**Objective:** From the entries below, copy every line where the string "color" appears.

**Data for processing:**
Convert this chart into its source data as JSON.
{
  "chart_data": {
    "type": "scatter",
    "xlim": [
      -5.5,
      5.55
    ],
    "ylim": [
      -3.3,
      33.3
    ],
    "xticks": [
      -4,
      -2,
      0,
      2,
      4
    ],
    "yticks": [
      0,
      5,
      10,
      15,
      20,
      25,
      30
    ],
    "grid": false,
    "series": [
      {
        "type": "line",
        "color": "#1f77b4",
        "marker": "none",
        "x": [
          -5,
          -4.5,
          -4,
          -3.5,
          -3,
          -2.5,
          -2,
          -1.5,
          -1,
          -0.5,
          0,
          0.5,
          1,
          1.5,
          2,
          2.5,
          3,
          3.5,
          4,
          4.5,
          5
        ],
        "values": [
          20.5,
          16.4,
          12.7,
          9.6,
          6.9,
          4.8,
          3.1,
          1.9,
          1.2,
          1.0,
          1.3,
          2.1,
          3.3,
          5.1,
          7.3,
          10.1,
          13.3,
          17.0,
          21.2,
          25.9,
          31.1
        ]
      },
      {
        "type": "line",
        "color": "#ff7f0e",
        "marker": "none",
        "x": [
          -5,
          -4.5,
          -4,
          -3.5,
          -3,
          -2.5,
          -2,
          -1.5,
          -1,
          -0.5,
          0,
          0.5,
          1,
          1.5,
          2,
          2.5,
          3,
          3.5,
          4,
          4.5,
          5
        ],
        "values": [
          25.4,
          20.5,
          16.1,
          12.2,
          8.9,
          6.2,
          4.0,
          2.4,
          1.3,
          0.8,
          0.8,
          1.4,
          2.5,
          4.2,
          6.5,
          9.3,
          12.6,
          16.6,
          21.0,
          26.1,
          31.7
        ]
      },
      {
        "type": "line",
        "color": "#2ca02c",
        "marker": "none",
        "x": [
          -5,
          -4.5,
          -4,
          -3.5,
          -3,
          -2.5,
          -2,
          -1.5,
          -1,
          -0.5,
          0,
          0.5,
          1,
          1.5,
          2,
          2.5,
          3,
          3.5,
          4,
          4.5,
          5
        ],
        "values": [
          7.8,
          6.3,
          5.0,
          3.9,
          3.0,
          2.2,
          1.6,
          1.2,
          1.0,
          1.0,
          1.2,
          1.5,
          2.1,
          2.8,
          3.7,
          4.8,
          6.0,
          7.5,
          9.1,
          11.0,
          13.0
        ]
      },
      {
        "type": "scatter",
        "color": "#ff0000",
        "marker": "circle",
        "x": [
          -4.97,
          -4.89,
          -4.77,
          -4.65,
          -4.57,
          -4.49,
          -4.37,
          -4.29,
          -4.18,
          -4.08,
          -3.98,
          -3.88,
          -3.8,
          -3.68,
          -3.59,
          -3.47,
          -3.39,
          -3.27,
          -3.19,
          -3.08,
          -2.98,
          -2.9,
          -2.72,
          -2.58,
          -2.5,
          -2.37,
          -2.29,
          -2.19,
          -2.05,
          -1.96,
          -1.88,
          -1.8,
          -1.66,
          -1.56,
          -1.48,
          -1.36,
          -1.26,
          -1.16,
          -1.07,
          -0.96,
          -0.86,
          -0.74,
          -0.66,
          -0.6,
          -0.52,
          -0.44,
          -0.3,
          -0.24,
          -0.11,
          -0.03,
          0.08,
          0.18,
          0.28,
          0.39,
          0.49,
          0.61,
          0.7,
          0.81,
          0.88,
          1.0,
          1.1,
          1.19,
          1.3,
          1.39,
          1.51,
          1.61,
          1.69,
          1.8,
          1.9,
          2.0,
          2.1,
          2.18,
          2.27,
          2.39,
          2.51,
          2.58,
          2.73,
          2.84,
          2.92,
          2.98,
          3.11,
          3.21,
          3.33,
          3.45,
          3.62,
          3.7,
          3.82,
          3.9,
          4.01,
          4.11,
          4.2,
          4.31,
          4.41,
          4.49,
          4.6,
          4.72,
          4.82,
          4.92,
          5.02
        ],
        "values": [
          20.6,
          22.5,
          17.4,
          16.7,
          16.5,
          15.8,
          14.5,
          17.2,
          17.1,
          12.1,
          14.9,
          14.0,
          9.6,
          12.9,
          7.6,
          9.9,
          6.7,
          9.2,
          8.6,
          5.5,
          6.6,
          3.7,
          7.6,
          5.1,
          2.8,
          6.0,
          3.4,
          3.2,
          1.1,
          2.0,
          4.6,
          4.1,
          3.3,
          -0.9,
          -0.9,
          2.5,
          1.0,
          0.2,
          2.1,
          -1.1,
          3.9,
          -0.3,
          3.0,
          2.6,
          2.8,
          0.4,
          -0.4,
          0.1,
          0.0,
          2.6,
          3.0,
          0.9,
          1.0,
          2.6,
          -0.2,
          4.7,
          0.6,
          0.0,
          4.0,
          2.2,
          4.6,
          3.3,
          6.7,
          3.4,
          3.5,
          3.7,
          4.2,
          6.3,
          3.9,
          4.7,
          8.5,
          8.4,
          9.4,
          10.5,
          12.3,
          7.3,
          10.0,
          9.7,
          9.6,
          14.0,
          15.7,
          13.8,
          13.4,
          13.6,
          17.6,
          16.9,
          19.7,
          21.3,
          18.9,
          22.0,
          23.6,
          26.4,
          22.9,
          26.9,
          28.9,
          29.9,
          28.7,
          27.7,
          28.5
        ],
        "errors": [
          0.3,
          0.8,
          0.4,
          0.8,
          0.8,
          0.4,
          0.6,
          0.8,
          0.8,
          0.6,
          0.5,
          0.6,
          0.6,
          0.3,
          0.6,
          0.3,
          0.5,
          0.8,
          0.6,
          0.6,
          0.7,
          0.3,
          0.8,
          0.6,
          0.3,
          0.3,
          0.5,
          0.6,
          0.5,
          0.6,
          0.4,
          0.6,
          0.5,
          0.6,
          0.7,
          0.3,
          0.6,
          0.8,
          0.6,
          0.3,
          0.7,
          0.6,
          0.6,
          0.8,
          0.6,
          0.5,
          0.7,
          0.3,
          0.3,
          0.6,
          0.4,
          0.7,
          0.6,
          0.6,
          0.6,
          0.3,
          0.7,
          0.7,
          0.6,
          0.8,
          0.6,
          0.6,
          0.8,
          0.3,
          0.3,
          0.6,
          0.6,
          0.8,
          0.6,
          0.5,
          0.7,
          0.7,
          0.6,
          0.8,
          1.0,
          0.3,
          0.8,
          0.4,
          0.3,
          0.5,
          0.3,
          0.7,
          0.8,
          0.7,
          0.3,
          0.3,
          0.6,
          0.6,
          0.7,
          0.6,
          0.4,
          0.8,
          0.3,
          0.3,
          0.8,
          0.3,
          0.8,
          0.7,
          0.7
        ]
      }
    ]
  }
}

**Result of the task:**
        "color": "#1f77b4",
        "color": "#ff7f0e",
        "color": "#2ca02c",
        "color": "#ff0000",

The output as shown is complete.